#### [Task inputs]
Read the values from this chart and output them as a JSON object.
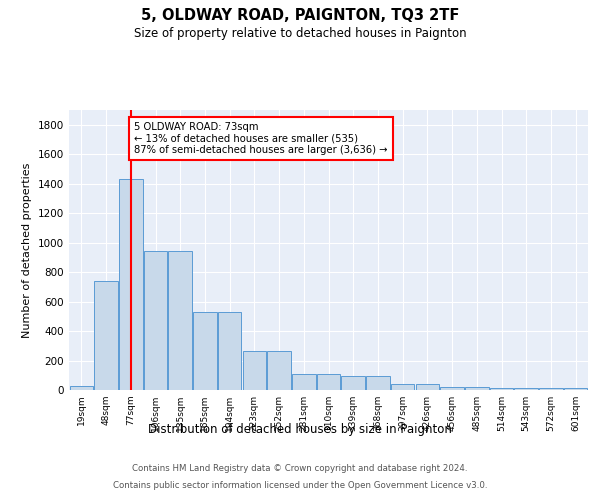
{
  "title": "5, OLDWAY ROAD, PAIGNTON, TQ3 2TF",
  "subtitle": "Size of property relative to detached houses in Paignton",
  "xlabel": "Distribution of detached houses by size in Paignton",
  "ylabel": "Number of detached properties",
  "bar_labels": [
    "19sqm",
    "48sqm",
    "77sqm",
    "106sqm",
    "135sqm",
    "165sqm",
    "194sqm",
    "223sqm",
    "252sqm",
    "281sqm",
    "310sqm",
    "339sqm",
    "368sqm",
    "397sqm",
    "426sqm",
    "456sqm",
    "485sqm",
    "514sqm",
    "543sqm",
    "572sqm",
    "601sqm"
  ],
  "bar_values": [
    25,
    740,
    1430,
    940,
    940,
    530,
    530,
    265,
    265,
    110,
    110,
    95,
    95,
    42,
    42,
    22,
    22,
    14,
    14,
    14,
    14
  ],
  "bar_color": "#c8d9ea",
  "bar_edge_color": "#5b9bd5",
  "vline_x_index": 2,
  "vline_color": "red",
  "annotation_text": "5 OLDWAY ROAD: 73sqm\n← 13% of detached houses are smaller (535)\n87% of semi-detached houses are larger (3,636) →",
  "annotation_box_color": "white",
  "annotation_box_edge": "red",
  "ylim": [
    0,
    1900
  ],
  "yticks": [
    0,
    200,
    400,
    600,
    800,
    1000,
    1200,
    1400,
    1600,
    1800
  ],
  "background_color": "#e8eef8",
  "grid_color": "white",
  "footer_line1": "Contains HM Land Registry data © Crown copyright and database right 2024.",
  "footer_line2": "Contains public sector information licensed under the Open Government Licence v3.0."
}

#### [Written request]
Output every entry exactly as given; pictures are not part of the copy.

#### [Task answer]
Read the values from this chart and output them as a JSON object.
{
  "title": "5, OLDWAY ROAD, PAIGNTON, TQ3 2TF",
  "subtitle": "Size of property relative to detached houses in Paignton",
  "xlabel": "Distribution of detached houses by size in Paignton",
  "ylabel": "Number of detached properties",
  "bar_labels": [
    "19sqm",
    "48sqm",
    "77sqm",
    "106sqm",
    "135sqm",
    "165sqm",
    "194sqm",
    "223sqm",
    "252sqm",
    "281sqm",
    "310sqm",
    "339sqm",
    "368sqm",
    "397sqm",
    "426sqm",
    "456sqm",
    "485sqm",
    "514sqm",
    "543sqm",
    "572sqm",
    "601sqm"
  ],
  "bar_values": [
    25,
    740,
    1430,
    940,
    940,
    530,
    530,
    265,
    265,
    110,
    110,
    95,
    95,
    42,
    42,
    22,
    22,
    14,
    14,
    14,
    14
  ],
  "bar_color": "#c8d9ea",
  "bar_edge_color": "#5b9bd5",
  "vline_x_index": 2,
  "vline_color": "red",
  "annotation_text": "5 OLDWAY ROAD: 73sqm\n← 13% of detached houses are smaller (535)\n87% of semi-detached houses are larger (3,636) →",
  "annotation_box_color": "white",
  "annotation_box_edge": "red",
  "ylim": [
    0,
    1900
  ],
  "yticks": [
    0,
    200,
    400,
    600,
    800,
    1000,
    1200,
    1400,
    1600,
    1800
  ],
  "background_color": "#e8eef8",
  "grid_color": "white",
  "footer_line1": "Contains HM Land Registry data © Crown copyright and database right 2024.",
  "footer_line2": "Contains public sector information licensed under the Open Government Licence v3.0."
}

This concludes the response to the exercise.